◆ Your instructions ◆
In the listing below, find every line containing "Guardanapo" and copy it out.

◆ Supplied data ◆

*-*-*

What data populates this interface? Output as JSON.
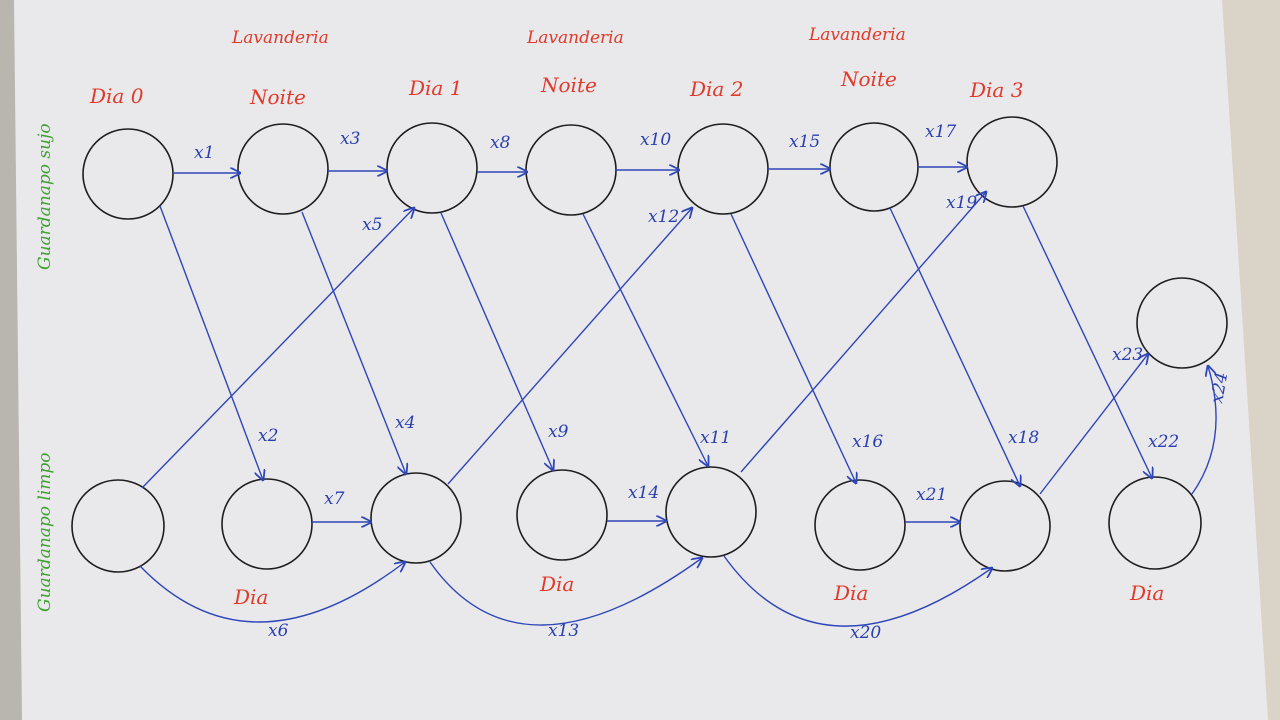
{
  "colors": {
    "paper": "#e9e9ec",
    "node_stroke": "#1e1e1e",
    "edge": "#2f46b8",
    "title_red": "#e03a2a",
    "row_green": "#3fa130"
  },
  "header_labels": {
    "lav1": "Lavanderia",
    "lav2": "Lavanderia",
    "lav3": "Lavanderia",
    "dia0": "Dia 0",
    "noite1": "Noite",
    "dia1": "Dia 1",
    "noite2": "Noite",
    "dia2": "Dia 2",
    "noite3": "Noite",
    "dia3": "Dia 3"
  },
  "bottom_labels": {
    "b1": "Dia",
    "b2": "Dia",
    "b3": "Dia",
    "b4": "Dia"
  },
  "row_labels": {
    "dirty": "Guardanapo sujo",
    "clean": "Guardanapo limpo"
  },
  "edge_labels": {
    "x1": "x1",
    "x2": "x2",
    "x3": "x3",
    "x4": "x4",
    "x5": "x5",
    "x6": "x6",
    "x7": "x7",
    "x8": "x8",
    "x9": "x9",
    "x10": "x10",
    "x11": "x11",
    "x12": "x12",
    "x13": "x13",
    "x14": "x14",
    "x15": "x15",
    "x16": "x16",
    "x17": "x17",
    "x18": "x18",
    "x19": "x19",
    "x20": "x20",
    "x21": "x21",
    "x22": "x22",
    "x23": "x23",
    "x24": "x24"
  }
}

*-*-*

◆ Response to the exercise ◆
    "dirty": "Guardanapo sujo",
    "clean": "Guardanapo limpo"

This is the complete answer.